▸ Documento:
------------------------

El informe afirma que “Las tasas de
criminalidad en El Salvador, Guatemala y Honduras están entre las cinco más
altas de América Latina. En los otros tres países de la región –Costa Rica, Nicaragua
y Panamá– los niveles de criminalidad y violencia son mucho más bajos, pero un
alza reciente ha generado bastante preocupación”.
Además, de los factores antes
mencionados, la criminalidad afecta a esos países, al desalentar la inversión y
obligarlos a utilizar las finanzas del Estado para fortalecer la seguridad
pública, cuando se podría estar usando en el fomento y desarrollo de la
economía. Según el especialista en desarrollo social Rodrigo Serrano-Berthet, además
del debilitamiento de las instituciones públicas, “la violencia impacta en
todos los aspectos de la vida centroamericana".
En esa medida, el 71% de los centroamericanos identifica al
crimen como la principal amenaza a su bienestar. Por ello, se hace necesario el enfoque
regional que se puso de manifiesto como
eje en el discurso de todos los asistentes a la cumbre regional de San José.

------------------------

▸ Datos disponibles:
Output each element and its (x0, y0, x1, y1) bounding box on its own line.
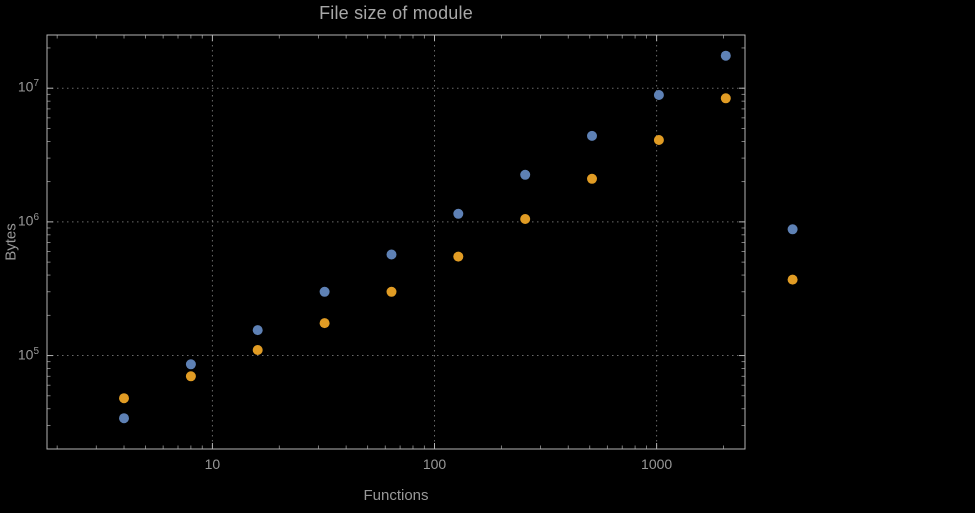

------------------------

▸ Instrucciones de trabajo:
1. Según el texto sobre la criminalidad en Centroamérica, ¿qué porcentaje de los centroamericanos identifica al crimen como la principal amenaza a su bienestar?
2. Prosigue el texto sobre la criminalidad en Centroamérica a partir de su última oración.

▸ Respuestas:
1. El 71%.

2.
Sin embargo, existen contradicciones
entre el diagnóstico que se hace a partir de las estadísticas de la
criminalidad y el discurso encaminado a buscar soluciones y respuestas a las
interrogantes que surgen. Los especialistas opinan que la acción represiva por
sí sola no basta para luchar contra la
delincuencia, también se hace necesario esbozar actividades de prevención,
reformas al sistema judicial, leyes de control de las armas de fuego y
programas que incorporen a la juventud a labores que los alejen del
delito.
Cifras arrojadas por el informe antes mencionado muestran que en
2007 había 4,5 millones de armas de fuego en la región, la enorme mayoría
ilegal y frecuentemente utilizada en crímenes violentos. Así mismo, la cifra
superior de víctimas de homicidio son
hombres jóvenes de entre 15 y 34 años de edad. Esto hace que hoy por hoy la
violencia juvenil y las pandillas sean uno de los problemas fundamentales de América
Central, donde se calcula existen 900 pandillas o maras, con un total de 70.000
miembros.
No obstante estas cifras, las pandillas
juveniles no parecen ser las principales culpables de la alta criminalidad en
estos países, en especial en El
Salvador, Honduras y Guatemala las evidencias permiten afirmar que ellas son
culpables de una pequeña parte de la
violencia, la que según algunas fuentes no rebasa el 15% de los homicidios.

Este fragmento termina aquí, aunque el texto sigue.